→ Task description
Look over the lines below. Report each one that includes the string "page".

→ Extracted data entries
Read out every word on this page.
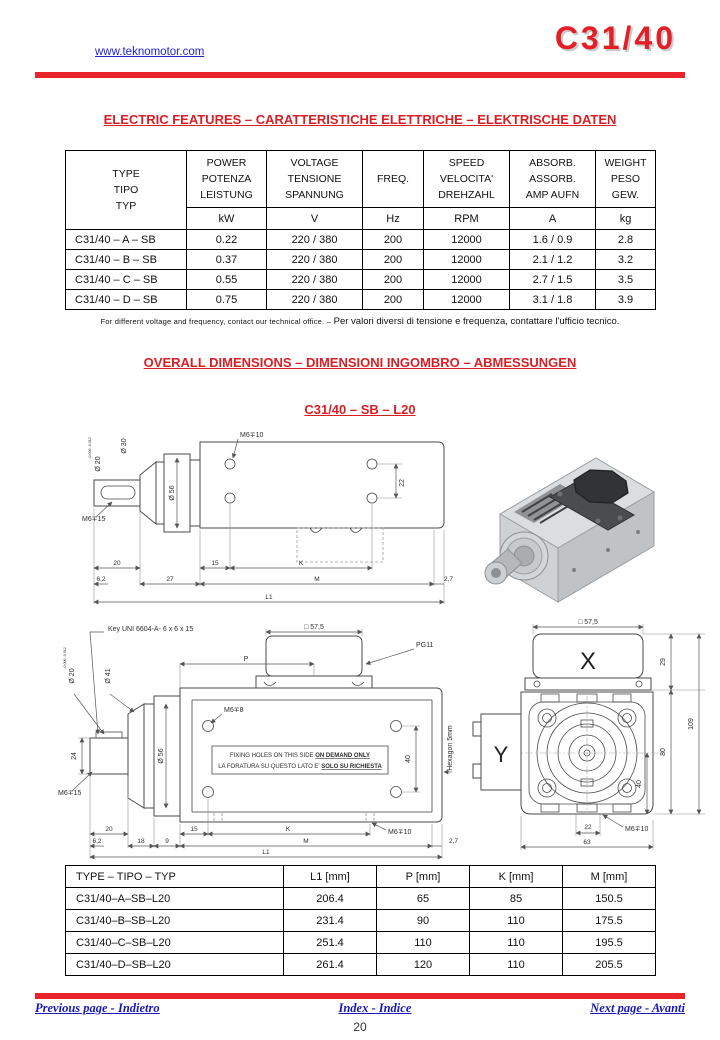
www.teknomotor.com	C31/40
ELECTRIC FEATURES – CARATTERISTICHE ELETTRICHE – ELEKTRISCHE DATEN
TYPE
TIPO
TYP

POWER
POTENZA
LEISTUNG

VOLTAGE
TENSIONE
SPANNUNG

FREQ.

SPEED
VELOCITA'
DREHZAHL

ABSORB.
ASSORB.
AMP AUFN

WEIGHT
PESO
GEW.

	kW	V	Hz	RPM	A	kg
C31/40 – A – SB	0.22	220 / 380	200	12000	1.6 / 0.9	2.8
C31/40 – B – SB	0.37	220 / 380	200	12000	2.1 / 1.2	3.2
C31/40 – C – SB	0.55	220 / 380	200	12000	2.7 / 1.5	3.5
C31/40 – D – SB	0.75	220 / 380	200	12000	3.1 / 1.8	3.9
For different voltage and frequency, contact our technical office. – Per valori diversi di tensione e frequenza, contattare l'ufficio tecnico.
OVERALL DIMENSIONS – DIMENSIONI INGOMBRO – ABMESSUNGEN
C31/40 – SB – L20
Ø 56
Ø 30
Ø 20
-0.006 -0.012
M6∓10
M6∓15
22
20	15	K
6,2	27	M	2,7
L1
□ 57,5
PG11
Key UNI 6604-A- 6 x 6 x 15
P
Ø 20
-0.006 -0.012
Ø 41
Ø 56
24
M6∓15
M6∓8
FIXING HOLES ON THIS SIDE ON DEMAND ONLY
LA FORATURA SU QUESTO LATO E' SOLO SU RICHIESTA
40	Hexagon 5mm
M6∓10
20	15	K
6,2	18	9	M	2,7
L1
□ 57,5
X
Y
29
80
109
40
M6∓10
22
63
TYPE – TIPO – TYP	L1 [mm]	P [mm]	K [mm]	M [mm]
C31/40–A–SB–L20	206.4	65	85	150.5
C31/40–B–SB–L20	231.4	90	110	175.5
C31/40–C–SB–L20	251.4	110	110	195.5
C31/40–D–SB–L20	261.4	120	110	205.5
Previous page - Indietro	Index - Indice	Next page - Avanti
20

→ Finished task
Read out every word on this page.
Previous page - Indietro	Index - Indice	Next page - Avanti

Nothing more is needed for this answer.